**Aim of the exercise**
Determine how many lines contain the string "Evaporation". Respond with that number and nothing more.

-------- Recorded information --------

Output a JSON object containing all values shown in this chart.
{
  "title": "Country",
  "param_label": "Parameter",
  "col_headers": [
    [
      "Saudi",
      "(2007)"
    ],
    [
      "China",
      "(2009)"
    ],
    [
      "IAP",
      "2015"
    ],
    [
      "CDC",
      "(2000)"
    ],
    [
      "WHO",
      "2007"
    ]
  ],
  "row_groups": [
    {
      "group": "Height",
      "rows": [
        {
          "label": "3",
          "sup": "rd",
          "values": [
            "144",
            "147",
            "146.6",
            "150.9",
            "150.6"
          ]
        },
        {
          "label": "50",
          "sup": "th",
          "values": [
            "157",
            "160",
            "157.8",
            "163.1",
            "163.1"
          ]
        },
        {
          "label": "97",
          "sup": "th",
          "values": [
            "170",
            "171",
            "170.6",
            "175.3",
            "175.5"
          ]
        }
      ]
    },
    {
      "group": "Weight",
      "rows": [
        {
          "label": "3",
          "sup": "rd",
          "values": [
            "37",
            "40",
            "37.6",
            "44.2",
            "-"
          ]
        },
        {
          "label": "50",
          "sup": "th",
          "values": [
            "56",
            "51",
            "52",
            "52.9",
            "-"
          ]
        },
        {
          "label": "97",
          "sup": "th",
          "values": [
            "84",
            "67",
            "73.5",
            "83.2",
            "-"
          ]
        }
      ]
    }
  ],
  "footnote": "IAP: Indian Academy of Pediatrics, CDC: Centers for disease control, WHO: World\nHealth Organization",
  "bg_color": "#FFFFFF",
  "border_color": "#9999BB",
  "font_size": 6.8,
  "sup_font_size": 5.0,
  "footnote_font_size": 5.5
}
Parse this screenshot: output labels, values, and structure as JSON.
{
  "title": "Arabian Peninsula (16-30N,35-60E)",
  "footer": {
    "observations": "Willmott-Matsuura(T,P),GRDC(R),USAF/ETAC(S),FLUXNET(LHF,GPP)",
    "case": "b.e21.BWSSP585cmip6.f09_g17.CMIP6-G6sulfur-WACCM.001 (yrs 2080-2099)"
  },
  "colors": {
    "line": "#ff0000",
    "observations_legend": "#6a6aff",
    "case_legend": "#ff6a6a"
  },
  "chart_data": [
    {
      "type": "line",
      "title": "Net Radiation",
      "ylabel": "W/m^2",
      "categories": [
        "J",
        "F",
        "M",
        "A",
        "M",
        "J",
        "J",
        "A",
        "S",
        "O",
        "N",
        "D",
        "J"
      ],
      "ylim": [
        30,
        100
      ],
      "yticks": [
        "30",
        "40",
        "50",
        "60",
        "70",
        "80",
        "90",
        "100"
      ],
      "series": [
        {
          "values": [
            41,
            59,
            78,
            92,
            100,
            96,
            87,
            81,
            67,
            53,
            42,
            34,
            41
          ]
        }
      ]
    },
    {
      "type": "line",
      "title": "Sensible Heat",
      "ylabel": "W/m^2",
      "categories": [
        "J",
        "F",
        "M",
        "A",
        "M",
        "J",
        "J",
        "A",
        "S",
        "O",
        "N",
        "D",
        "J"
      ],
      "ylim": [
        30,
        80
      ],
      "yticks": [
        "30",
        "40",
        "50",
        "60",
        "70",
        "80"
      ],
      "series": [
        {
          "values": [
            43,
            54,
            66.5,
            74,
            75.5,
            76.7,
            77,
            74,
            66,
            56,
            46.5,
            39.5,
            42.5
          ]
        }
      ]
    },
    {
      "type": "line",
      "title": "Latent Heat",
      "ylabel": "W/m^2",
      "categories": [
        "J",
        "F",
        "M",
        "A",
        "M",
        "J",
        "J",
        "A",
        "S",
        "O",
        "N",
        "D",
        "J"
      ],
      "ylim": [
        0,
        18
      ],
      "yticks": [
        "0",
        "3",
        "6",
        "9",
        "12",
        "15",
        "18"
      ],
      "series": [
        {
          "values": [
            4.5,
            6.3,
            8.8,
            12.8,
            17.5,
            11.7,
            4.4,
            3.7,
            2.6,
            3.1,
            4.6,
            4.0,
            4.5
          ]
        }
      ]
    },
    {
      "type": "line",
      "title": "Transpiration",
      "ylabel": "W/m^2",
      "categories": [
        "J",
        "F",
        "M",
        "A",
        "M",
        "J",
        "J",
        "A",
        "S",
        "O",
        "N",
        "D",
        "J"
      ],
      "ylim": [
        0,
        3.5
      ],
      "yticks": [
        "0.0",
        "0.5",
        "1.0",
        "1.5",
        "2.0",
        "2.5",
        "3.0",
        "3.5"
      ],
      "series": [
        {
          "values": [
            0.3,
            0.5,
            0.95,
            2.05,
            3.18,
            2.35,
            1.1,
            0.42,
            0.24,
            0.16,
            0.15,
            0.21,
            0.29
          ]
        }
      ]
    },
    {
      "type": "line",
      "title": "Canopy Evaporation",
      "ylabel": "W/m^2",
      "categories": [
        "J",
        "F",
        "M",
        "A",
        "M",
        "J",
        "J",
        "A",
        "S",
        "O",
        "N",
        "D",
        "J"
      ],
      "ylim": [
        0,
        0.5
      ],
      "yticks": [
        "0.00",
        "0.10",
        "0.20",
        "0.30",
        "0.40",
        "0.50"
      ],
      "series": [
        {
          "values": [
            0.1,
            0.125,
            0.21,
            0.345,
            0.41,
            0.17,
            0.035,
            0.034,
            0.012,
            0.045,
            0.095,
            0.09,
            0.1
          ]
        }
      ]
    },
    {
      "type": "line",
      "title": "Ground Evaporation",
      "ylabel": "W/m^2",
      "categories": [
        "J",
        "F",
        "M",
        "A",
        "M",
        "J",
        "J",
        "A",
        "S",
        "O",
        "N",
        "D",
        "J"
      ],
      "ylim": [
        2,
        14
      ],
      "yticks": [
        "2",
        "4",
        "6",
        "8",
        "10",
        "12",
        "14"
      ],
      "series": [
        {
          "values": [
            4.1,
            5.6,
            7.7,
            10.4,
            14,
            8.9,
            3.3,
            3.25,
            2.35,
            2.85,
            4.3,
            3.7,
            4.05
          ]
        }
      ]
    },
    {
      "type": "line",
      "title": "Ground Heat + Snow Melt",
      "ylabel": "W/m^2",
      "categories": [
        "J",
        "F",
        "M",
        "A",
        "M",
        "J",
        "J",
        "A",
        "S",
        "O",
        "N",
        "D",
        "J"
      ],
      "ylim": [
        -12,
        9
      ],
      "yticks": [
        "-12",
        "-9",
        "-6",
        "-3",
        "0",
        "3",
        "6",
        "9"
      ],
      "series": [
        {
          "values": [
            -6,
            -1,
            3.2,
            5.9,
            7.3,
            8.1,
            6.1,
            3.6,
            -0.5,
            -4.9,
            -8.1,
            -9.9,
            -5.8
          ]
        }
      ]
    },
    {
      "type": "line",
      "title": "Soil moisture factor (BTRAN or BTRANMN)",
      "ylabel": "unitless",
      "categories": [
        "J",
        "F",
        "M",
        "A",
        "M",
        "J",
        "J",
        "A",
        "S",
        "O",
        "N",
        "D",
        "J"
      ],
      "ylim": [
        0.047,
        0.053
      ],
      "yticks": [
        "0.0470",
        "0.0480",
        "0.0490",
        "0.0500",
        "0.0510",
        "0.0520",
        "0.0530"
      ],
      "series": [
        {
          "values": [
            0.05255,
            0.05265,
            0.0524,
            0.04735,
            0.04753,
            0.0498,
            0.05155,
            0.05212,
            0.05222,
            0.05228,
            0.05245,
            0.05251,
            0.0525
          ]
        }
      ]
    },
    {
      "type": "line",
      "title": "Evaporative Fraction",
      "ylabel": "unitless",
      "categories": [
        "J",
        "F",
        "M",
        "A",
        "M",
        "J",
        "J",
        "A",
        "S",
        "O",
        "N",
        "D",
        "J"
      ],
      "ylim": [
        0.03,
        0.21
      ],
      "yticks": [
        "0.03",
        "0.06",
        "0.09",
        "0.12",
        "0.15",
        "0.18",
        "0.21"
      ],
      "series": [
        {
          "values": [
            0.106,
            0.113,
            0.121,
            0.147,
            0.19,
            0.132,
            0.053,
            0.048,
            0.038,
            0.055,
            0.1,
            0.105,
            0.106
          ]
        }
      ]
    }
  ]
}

--------

**The solution**
2